Data records
────────────────
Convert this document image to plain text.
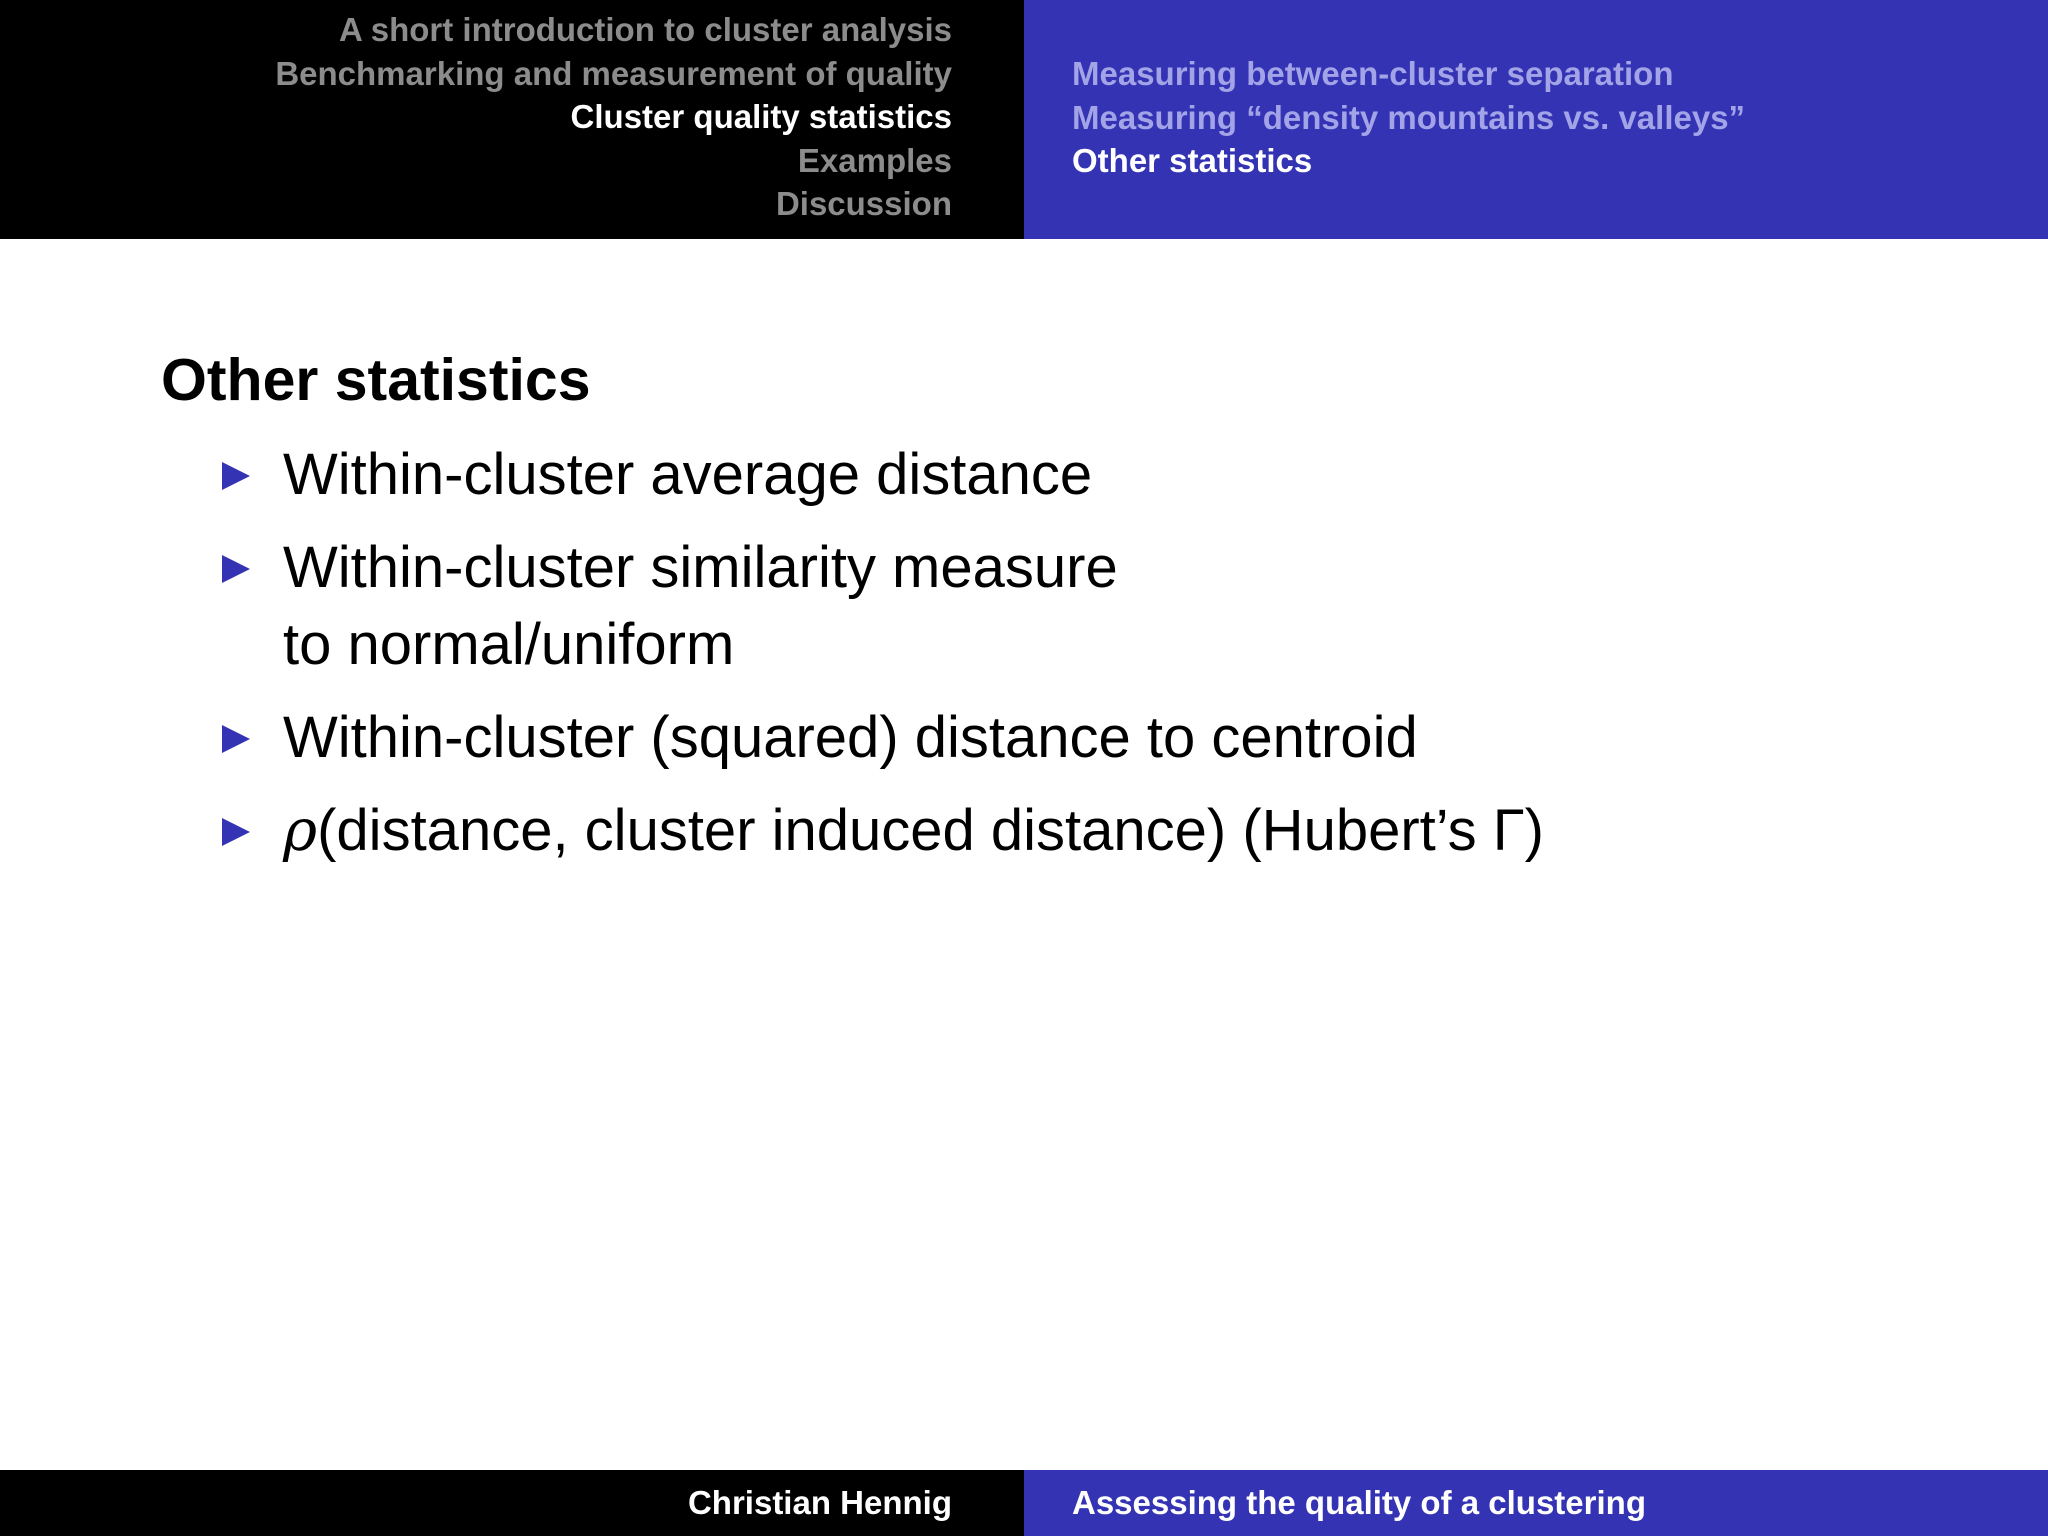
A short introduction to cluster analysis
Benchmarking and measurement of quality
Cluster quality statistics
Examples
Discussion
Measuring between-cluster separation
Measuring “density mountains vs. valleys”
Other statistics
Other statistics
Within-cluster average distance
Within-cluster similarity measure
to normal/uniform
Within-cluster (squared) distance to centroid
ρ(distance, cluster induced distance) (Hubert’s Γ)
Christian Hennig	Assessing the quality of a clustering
────────────────
• _Stated task_
Your task is to return the entries above exactly, with no pictures.

• _Task response_
Convert this document image to plain text.
A short introduction to cluster analysis
Benchmarking and measurement of quality
Cluster quality statistics
Examples
Discussion
Measuring between-cluster separation
Measuring “density mountains vs. valleys”
Other statistics
Other statistics
Within-cluster average distance
Within-cluster similarity measure
to normal/uniform
Within-cluster (squared) distance to centroid
ρ(distance, cluster induced distance) (Hubert’s Γ)
Christian Hennig	Assessing the quality of a clustering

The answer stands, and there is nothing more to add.